### [EXTRACT TO READ]

More substantively, also on Wednesday, Ramos Allup swore in three opposition legislators from the state of Amazonas whose taking of office had been suspended by the Venezuelan Supreme Court because of vote fraud allegations. In addition to these three, the electoral victory of one candidate of the ruling PSUV (United Socialist Party of Venezuela) has also come under the court’s scrutiny.

The US State Department spokesman John Kirby on Monday characterized the court’s review of the challenges as “efforts to interfere with the newly-elected national assembly exercising its constitutionally mandated duties.” US embassy personnel in Caracas attended Tuesday’s swearing in, and Washington has poured hundreds of millions of dollars into building up the political right.

Venezuela’s Foreign Minister Delcy Rodríguez dismissed the US challenge, declaring that the State Department “can give orders to their lackeys in Venezuela, but not to the sovereign powers nor to the national justice” system.

Supporters of the government denounced the swearing in of the challenged opposition legislators as an “institutional coup” calling into question the authority of the courts and the separation of powers under the Venezuelan constitution.

### [Stored data entries]

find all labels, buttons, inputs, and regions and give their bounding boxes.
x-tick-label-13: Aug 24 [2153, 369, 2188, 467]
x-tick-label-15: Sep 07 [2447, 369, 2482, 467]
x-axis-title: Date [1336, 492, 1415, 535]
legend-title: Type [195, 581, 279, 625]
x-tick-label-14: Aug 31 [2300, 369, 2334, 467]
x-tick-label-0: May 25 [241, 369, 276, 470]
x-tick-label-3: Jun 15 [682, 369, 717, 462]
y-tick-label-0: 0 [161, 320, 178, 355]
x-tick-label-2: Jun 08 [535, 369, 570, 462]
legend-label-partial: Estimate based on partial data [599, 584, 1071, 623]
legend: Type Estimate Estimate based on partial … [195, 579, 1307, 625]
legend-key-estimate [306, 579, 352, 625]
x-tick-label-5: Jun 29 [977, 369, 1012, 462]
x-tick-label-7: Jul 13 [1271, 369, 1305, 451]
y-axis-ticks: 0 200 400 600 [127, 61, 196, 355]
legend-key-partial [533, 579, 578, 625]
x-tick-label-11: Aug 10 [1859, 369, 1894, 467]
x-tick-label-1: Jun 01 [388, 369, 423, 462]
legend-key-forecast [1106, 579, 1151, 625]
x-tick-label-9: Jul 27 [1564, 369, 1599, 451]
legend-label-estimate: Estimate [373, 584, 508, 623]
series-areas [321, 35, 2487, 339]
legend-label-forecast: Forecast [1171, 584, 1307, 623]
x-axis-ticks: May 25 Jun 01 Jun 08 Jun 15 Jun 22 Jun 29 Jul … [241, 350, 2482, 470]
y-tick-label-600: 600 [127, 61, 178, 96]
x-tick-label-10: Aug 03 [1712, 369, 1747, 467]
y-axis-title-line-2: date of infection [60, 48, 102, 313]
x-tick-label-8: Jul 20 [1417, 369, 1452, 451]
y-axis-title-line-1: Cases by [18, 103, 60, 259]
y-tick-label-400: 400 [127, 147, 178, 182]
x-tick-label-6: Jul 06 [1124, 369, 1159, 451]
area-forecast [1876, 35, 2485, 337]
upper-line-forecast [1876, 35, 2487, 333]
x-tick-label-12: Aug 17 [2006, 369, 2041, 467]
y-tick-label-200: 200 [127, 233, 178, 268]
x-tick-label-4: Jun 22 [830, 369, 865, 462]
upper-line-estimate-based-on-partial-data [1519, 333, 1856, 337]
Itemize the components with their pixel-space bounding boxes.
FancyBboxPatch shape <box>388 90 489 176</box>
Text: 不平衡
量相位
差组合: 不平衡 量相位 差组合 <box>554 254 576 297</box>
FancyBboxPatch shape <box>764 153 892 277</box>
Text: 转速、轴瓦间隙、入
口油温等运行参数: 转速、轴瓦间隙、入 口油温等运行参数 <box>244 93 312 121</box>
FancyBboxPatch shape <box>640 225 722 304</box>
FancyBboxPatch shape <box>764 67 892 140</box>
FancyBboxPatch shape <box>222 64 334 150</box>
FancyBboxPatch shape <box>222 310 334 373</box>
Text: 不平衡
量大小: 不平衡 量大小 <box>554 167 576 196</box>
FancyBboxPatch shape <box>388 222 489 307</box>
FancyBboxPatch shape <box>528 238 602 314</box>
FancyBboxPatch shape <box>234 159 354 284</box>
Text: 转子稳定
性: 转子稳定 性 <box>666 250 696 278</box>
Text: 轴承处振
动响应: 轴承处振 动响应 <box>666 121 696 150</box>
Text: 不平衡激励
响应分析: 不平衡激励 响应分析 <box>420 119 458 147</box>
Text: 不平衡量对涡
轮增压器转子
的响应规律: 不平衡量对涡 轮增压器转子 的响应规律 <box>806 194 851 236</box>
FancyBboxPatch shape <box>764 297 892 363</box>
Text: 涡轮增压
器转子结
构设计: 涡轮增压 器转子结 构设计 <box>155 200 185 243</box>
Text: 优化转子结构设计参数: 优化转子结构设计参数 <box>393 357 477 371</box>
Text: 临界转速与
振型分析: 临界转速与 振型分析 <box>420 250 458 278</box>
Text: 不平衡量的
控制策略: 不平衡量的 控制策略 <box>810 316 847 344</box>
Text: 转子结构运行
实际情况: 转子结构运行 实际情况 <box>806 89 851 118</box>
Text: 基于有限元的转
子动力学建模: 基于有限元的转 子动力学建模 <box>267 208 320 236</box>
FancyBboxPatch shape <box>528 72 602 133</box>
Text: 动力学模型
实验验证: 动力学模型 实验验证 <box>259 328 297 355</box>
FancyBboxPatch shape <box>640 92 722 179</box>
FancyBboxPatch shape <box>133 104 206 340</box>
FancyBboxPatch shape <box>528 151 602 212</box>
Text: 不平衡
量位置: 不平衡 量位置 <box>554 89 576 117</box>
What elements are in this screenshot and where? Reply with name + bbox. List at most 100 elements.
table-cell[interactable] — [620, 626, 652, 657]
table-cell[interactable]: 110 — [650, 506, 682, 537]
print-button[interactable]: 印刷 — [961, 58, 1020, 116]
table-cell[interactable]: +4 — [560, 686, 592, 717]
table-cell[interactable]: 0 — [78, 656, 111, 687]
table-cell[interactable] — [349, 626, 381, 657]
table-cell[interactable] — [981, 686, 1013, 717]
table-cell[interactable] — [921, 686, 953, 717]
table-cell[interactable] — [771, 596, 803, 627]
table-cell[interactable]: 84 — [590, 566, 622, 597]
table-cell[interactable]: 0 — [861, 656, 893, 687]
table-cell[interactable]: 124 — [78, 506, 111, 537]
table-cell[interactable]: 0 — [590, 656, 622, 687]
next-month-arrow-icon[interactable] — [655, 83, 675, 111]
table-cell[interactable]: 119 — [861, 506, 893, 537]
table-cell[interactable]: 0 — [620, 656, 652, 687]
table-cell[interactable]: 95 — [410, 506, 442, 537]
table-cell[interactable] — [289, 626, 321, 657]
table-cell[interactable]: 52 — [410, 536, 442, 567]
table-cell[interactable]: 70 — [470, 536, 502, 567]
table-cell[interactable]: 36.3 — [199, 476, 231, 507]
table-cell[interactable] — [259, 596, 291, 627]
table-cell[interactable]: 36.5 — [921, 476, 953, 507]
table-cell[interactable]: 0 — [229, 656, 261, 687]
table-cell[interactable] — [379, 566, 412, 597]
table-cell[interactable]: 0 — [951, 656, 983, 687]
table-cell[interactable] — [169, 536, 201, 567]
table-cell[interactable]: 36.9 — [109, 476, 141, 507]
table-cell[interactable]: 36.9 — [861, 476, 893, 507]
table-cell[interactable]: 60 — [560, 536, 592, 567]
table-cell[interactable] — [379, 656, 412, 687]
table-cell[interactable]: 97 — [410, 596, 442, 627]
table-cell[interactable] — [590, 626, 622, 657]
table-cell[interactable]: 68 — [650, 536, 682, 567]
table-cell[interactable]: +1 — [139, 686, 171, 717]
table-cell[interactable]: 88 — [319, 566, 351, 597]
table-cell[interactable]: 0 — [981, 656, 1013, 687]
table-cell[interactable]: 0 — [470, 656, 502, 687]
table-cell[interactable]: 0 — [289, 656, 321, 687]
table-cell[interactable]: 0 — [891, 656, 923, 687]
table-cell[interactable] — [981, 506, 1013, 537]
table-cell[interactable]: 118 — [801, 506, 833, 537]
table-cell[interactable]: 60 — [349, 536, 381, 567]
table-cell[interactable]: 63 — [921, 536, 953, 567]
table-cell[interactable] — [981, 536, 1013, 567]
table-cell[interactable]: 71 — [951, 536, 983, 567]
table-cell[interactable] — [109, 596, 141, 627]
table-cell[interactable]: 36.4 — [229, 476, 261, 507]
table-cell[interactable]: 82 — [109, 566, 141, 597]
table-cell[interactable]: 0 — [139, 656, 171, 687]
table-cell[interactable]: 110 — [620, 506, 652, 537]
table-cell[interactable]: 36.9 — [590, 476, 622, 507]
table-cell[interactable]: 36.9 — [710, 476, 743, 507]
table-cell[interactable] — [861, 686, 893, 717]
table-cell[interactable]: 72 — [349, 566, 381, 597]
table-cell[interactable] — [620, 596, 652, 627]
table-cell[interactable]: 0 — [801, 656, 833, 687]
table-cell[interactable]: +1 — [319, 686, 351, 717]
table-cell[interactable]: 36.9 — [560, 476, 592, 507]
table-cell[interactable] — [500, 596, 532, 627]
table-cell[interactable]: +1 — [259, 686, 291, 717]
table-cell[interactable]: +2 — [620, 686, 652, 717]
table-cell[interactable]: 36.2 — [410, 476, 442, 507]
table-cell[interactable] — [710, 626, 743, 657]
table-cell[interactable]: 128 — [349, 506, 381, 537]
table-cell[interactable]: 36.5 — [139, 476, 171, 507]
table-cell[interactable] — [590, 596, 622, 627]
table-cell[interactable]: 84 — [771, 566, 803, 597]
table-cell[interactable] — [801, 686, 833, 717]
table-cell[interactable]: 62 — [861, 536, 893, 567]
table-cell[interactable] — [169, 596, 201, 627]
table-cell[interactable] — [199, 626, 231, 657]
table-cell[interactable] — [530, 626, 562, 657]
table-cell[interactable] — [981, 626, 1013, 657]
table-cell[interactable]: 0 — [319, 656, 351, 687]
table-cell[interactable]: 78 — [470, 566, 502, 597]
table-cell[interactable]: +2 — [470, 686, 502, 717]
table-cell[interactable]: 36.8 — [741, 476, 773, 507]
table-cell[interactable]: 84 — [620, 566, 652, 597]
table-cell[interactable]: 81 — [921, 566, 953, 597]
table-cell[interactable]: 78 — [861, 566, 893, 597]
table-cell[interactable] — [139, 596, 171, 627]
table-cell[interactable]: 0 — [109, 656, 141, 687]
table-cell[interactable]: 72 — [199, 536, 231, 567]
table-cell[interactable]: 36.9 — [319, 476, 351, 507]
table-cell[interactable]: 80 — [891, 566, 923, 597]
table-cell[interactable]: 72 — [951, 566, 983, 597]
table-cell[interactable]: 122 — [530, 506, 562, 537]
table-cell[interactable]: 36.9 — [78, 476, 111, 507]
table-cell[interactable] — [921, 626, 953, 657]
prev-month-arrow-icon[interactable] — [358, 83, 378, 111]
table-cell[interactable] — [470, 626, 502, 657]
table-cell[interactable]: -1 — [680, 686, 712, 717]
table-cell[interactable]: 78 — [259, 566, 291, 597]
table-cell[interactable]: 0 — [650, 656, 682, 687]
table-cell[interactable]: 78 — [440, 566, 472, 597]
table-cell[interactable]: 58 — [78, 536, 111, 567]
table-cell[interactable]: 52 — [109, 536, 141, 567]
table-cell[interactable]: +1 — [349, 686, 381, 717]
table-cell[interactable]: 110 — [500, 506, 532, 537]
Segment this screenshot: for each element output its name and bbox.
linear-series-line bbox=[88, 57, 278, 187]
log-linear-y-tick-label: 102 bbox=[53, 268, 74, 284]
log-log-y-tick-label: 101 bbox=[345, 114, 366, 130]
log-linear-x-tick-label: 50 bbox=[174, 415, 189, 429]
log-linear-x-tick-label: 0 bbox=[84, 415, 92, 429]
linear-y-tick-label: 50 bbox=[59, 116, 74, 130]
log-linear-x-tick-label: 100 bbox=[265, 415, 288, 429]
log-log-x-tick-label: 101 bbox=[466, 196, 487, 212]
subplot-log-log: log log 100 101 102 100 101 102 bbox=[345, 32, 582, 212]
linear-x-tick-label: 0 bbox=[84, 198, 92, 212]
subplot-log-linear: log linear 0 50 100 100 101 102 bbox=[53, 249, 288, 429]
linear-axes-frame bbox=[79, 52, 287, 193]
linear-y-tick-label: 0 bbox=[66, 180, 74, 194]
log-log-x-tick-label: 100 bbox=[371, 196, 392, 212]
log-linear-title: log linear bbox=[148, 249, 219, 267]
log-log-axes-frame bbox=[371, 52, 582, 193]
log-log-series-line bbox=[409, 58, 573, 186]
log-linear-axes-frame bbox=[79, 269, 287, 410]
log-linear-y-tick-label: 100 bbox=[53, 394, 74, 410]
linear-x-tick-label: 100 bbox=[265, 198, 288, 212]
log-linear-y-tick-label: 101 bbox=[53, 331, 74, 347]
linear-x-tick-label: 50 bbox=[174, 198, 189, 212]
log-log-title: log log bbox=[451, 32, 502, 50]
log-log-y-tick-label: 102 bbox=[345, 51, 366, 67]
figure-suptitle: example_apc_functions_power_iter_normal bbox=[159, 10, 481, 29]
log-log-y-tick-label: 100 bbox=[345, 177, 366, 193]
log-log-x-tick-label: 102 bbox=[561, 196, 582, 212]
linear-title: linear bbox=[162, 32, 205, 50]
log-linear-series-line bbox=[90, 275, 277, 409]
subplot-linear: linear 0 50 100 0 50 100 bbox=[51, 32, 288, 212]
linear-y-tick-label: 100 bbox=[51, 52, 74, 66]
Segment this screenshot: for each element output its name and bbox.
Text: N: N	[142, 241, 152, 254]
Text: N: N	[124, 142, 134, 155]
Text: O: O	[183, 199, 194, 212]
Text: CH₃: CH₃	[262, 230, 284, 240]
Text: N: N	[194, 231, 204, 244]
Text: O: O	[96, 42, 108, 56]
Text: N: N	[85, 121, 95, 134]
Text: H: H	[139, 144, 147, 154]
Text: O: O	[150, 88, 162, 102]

### [ACTIVITIES]
1 > Extract the passage of the Venezuelan assembly report from "More substantively, also" up to and including "the political right.".
2 > Continue the report on the Venezuelan assembly dispute from the point at which it stops.
The rows were taken from a separate source.

### [ANSWER SECTION]
1 >
More substantively, also on Wednesday, Ramos Allup swore in three opposition legislators from the state of Amazonas whose taking of office had been suspended by the Venezuelan Supreme Court because of vote fraud allegations. In addition to these three, the electoral victory of one candidate of the ruling PSUV (United Socialist Party of Venezuela) has also come under the court’s scrutiny.

The US State Department spokesman John Kirby on Monday characterized the court’s review of the challenges as “efforts to interfere with the newly-elected national assembly exercising its constitutionally mandated duties.” US embassy personnel in Caracas attended Tuesday’s swearing in, and Washington has poured hundreds of millions of dollars into building up the political right.

2 >
Charges and countercharges over “coups” by the government and the Venezuelan right led the country’s minister of defense, Gen. Vladimir Padrino Lopez, to issue a statement Monday declaring that “political sectors” were trying to draw the Venezuelan military “into areas where it doesn’t belong.”

The armed forces, he said, “is not an organ for the subversion of the constitutional order, nor for disregarding democratic institutionality, much less for carrying out coups.”

In fact, the Venezuelan military has been involved in three successful coups and two coup attempts since the end of World War II. The last two involved an unsuccessful coup led by Chavez, then a dissident army colonel, in 1992, and the abortive attempt backed by Washington to overthrow Chavez’s elected government in 2002.

The military has served as an institutional pillar of the chavista movement, with many of its senior officers occupying top government positions and enriching themselves off of endemic corruption under both the Chavez and Maduro administrations.

The new assembly president, Ramos Allup, declared at a press conference Monday that he expected the armed forces to guarantee order in the installation of the new legislature, in an apparent reference to the court’s actions.

Earlier, Maduro called upon the military to “prepare to defend the country” and to “not allow the right and the bourgeoisie, from the positions of power that they have reached, to surrender the sovereignty, independence and justice that have been built during these years of sacrifice.”

If a coup were to come, it would likely be organized by the senior officers now in and around the government to defend their interests along with those of the sectors of the national bourgeoisie and foreign capitalists with which they are allied.

Despite the furious disputes between the government and the rightist opposition, both are embarking on economic policies that will spell a sharp intensification of the assault on the jobs, living standards and basic rights of the Venezuelan working class.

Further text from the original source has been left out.